Write out the full set of records below exactly.

'''

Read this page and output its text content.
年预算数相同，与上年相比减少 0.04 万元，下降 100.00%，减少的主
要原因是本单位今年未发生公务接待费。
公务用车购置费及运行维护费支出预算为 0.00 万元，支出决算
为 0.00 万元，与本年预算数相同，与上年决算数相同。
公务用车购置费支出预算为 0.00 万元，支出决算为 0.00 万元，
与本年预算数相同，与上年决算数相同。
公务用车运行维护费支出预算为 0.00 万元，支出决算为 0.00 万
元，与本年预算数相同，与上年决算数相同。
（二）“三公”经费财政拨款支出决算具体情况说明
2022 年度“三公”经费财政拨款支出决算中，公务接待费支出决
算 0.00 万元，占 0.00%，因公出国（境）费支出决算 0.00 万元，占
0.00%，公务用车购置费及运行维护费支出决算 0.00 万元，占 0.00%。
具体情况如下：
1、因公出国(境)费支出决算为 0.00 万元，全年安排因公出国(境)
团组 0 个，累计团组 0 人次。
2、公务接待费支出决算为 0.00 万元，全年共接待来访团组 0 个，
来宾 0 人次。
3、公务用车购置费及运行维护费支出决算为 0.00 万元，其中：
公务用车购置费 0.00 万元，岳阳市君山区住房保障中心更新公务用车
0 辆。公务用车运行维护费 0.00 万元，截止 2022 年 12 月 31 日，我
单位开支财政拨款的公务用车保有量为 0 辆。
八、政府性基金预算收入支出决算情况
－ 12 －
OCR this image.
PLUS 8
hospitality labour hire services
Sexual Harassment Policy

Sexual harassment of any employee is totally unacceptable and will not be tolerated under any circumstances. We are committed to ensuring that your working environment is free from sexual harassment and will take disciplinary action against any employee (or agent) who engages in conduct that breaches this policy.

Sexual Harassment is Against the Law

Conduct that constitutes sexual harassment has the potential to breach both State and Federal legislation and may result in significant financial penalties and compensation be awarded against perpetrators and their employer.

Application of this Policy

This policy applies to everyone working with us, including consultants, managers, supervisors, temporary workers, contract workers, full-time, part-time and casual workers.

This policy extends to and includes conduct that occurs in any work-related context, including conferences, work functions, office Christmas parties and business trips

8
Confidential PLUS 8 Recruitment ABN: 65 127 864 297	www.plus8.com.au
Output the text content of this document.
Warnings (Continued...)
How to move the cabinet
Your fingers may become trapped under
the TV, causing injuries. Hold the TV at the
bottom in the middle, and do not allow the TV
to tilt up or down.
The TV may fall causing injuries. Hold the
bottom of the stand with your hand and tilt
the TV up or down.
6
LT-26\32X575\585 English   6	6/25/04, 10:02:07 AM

'''

Task result:
Read this page and output its text content.
年预算数相同，与上年相比减少 0.04 万元，下降 100.00%，减少的主
要原因是本单位今年未发生公务接待费。
公务用车购置费及运行维护费支出预算为 0.00 万元，支出决算
为 0.00 万元，与本年预算数相同，与上年决算数相同。
公务用车购置费支出预算为 0.00 万元，支出决算为 0.00 万元，
与本年预算数相同，与上年决算数相同。
公务用车运行维护费支出预算为 0.00 万元，支出决算为 0.00 万
元，与本年预算数相同，与上年决算数相同。
（二）“三公”经费财政拨款支出决算具体情况说明
2022 年度“三公”经费财政拨款支出决算中，公务接待费支出决
算 0.00 万元，占 0.00%，因公出国（境）费支出决算 0.00 万元，占
0.00%，公务用车购置费及运行维护费支出决算 0.00 万元，占 0.00%。
具体情况如下：
1、因公出国(境)费支出决算为 0.00 万元，全年安排因公出国(境)
团组 0 个，累计团组 0 人次。
2、公务接待费支出决算为 0.00 万元，全年共接待来访团组 0 个，
来宾 0 人次。
3、公务用车购置费及运行维护费支出决算为 0.00 万元，其中：
公务用车购置费 0.00 万元，岳阳市君山区住房保障中心更新公务用车
0 辆。公务用车运行维护费 0.00 万元，截止 2022 年 12 月 31 日，我
单位开支财政拨款的公务用车保有量为 0 辆。
八、政府性基金预算收入支出决算情况
－ 12 －
OCR this image.
PLUS 8
hospitality labour hire services
Sexual Harassment Policy

Sexual harassment of any employee is totally unacceptable and will not be tolerated under any circumstances. We are committed to ensuring that your working environment is free from sexual harassment and will take disciplinary action against any employee (or agent) who engages in conduct that breaches this policy.

Sexual Harassment is Against the Law

Conduct that constitutes sexual harassment has the potential to breach both State and Federal legislation and may result in significant financial penalties and compensation be awarded against perpetrators and their employer.

Application of this Policy

This policy applies to everyone working with us, including consultants, managers, supervisors, temporary workers, contract workers, full-time, part-time and casual workers.

This policy extends to and includes conduct that occurs in any work-related context, including conferences, work functions, office Christmas parties and business trips

8
Confidential PLUS 8 Recruitment ABN: 65 127 864 297	www.plus8.com.au
Output the text content of this document.
Warnings (Continued...)
How to move the cabinet
Your fingers may become trapped under
the TV, causing injuries. Hold the TV at the
bottom in the middle, and do not allow the TV
to tilt up or down.
The TV may fall causing injuries. Hold the
bottom of the stand with your hand and tilt
the TV up or down.
6
LT-26\32X575\585 English   6	6/25/04, 10:02:07 AM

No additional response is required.